___ 本文の抜粋 ___

プログラミングなしで作る「AIあんの」(チャットボット版)

参議院選挙が行われ、新党「チームみらい」が議席を確保しました。YouTube LiveのAIチャットボット「AIあんの」が政策に関する質問にリアルタイムに答えていた点も印象的でした。

本記事では、このチャットボットの作り方を初心者向けに丁寧に解説しています。2025年の参議院選挙に向け、新党「チームみらい」のサポーターとして実際にAIあんのの開発に携わった著者が、その体験を基にノーコードツール「Dify」を使ったAIの構築手順を詳しく紹介しています。

AIあんのは安野たかひろ氏の政策や発言を学習し、有権者の質問に対してまるで本人のように回答するAIチャットボットです。2024年の東京都知事選挙の際にはPythonで開発されましたが、今回はプログラミングが不要なDifyを活用しています。Difyは、資料をアップロードするだけでAIに知識を与えたり、マウス操作だけで対話フローを設計したりできるプラットフォームです。記事では、実際の選挙でも活用されたAIあんのの簡易版をわずか30分で作る方法を詳しく解説しています。

___

練習問題:
a: AIあんのの解説文から、「参議院選挙が行われ、新党「チ」で始まり「方法を詳しく解説しています。」で終わる部分を一字も変えずに書き出してください。
b: AIあんのの解説文を、最後の文の次から書き継いでください。

___ 与えられたデータ ___

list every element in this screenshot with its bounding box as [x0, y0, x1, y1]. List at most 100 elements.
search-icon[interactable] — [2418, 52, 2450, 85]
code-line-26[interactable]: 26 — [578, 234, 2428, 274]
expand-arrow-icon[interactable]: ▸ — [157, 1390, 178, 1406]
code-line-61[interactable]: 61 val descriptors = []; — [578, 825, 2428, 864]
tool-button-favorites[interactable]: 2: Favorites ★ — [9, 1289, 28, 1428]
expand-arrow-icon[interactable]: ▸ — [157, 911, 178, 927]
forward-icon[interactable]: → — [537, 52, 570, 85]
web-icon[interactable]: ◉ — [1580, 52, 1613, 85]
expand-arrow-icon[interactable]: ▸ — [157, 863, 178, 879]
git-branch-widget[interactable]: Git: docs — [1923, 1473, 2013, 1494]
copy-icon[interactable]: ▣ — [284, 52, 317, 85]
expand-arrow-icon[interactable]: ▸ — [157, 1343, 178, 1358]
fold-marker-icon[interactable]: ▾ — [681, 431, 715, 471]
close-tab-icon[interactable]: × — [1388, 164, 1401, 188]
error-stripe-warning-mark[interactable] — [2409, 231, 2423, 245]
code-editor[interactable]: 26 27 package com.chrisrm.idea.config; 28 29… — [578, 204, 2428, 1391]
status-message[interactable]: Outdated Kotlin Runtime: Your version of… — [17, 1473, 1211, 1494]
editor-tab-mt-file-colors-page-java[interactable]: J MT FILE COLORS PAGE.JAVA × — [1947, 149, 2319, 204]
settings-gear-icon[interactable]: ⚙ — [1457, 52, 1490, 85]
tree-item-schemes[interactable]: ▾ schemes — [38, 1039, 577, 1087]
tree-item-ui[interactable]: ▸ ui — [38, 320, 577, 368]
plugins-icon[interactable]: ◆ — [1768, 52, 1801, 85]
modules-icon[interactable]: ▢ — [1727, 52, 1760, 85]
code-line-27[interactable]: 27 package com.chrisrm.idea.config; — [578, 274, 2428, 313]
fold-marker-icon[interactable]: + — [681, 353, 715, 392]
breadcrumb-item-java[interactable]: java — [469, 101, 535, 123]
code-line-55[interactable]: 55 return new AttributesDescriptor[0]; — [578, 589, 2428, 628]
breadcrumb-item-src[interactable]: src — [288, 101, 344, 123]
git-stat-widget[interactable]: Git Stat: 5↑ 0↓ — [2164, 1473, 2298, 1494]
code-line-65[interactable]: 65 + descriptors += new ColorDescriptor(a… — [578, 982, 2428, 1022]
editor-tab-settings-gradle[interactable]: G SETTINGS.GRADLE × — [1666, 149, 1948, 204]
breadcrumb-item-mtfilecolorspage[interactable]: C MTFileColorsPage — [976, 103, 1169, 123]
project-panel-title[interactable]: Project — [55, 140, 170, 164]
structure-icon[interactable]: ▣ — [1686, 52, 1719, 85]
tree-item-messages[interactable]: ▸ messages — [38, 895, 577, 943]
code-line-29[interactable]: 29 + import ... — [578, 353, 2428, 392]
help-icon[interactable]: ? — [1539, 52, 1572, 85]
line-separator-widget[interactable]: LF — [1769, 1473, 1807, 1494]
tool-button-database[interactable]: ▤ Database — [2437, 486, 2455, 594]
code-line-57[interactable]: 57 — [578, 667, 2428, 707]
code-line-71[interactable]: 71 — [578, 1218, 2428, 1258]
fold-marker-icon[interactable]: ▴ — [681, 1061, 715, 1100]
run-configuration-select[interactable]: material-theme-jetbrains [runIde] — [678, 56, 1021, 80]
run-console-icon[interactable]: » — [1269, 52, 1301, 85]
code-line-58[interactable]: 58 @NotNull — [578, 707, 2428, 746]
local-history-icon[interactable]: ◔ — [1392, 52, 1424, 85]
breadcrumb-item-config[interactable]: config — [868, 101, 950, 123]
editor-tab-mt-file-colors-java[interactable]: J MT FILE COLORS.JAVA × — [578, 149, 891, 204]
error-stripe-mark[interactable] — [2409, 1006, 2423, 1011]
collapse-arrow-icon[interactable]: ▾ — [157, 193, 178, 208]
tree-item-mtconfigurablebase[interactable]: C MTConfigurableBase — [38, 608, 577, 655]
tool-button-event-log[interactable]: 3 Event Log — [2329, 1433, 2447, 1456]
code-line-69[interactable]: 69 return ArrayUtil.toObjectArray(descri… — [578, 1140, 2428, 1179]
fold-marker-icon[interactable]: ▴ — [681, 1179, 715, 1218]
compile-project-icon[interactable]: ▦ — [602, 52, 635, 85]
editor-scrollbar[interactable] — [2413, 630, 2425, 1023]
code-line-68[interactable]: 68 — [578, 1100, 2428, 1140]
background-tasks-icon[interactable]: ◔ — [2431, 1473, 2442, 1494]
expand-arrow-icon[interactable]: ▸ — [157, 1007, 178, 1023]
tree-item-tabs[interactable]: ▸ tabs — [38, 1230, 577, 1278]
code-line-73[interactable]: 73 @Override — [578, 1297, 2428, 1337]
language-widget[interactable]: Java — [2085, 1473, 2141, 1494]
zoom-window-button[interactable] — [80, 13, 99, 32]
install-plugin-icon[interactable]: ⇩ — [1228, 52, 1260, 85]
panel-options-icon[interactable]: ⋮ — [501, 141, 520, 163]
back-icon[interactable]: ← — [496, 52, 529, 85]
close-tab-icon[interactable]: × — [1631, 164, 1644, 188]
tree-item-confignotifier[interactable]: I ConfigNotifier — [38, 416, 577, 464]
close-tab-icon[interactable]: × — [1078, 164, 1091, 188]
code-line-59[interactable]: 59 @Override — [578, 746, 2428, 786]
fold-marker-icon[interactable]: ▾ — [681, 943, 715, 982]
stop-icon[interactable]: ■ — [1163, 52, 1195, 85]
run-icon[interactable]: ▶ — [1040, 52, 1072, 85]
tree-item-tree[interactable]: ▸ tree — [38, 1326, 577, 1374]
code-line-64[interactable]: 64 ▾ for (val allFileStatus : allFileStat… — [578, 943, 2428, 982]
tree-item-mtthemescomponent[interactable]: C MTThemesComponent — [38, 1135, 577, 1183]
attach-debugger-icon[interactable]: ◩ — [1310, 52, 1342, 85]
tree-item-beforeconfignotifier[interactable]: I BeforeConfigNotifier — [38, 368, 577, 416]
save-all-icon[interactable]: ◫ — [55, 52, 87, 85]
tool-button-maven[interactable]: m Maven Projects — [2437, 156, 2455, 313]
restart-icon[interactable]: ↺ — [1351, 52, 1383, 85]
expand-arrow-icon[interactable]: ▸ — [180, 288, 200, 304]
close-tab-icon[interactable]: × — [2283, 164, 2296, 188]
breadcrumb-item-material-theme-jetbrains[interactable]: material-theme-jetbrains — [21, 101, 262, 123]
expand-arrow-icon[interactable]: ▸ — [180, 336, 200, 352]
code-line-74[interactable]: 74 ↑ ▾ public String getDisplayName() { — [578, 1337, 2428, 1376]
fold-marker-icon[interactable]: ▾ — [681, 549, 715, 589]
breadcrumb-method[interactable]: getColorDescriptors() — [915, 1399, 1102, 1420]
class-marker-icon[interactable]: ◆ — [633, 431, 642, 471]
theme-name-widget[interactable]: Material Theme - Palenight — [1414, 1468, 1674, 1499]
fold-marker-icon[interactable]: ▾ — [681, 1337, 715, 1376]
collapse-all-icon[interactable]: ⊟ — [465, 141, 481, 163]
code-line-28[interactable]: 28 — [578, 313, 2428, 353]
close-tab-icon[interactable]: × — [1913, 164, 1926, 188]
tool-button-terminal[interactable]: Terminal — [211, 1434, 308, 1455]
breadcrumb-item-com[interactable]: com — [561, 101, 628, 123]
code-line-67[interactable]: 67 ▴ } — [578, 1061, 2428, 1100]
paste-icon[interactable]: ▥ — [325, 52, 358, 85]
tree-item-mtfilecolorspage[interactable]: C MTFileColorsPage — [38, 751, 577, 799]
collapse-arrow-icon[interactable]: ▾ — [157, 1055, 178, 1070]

___

この演習の解答:
a:
参議院選挙が行われ、新党「チームみらい」が議席を確保しました。YouTube LiveのAIチャットボット「AIあんの」が政策に関する質問にリアルタイムに答えていた点も印象的でした。

本記事では、このチャットボットの作り方を初心者向けに丁寧に解説しています。2025年の参議院選挙に向け、新党「チームみらい」のサポーターとして実際にAIあんのの開発に携わった著者が、その体験を基にノーコードツール「Dify」を使ったAIの構築手順を詳しく紹介しています。

AIあんのは安野たかひろ氏の政策や発言を学習し、有権者の質問に対してまるで本人のように回答するAIチャットボットです。2024年の東京都知事選挙の際にはPythonで開発されましたが、今回はプログラミングが不要なDifyを活用しています。Difyは、資料をアップロードするだけでAIに知識を与えたり、マウス操作だけで対話フローを設計したりできるプラットフォームです。記事では、実際の選挙でも活用されたAIあんのの簡易版をわずか30分で作る方法を詳しく解説しています。

b:
さらに、安野氏のプロフィールや政策、よくある質問をテキストファイルで読み込ませ、AIが本人らしい受け答えができるように設定する手順を紹介しています。悪意のある質問に対応するための安全装置(NGワードフィルタ)、ナレッジ検索を用いた正確な回答生成、Webでの公開方法にも触れています。プログラミング知識がなくても本格的なAIチャットボットが手軽に構築できそうで、自分も作ってみたくなりました。

KDDI総合研究所 公開FTPサーバーの歩み

最近では忘れ去られつつありますが、かつてファイルのやりとりといえばFTP(File Transfer Protocol)という時代もありました。その中でもログイン不要でファイルをダウンロードできる「公開FTPサーバー」を利用した経験のある人も多いのではないでしょうか。

KDDI総合研究所は、1990年代初頭から30年以上運用を続けてきたこの公開FTPサーバーを2025年6月30日に終了しました。本記事では、その長い歴史を振り返り、黎明期からサーバーを支えた技術や運用の舞台裏、時代の変遷に伴う役割の変化、そしてサービス終了の背景を詳しく解説しています。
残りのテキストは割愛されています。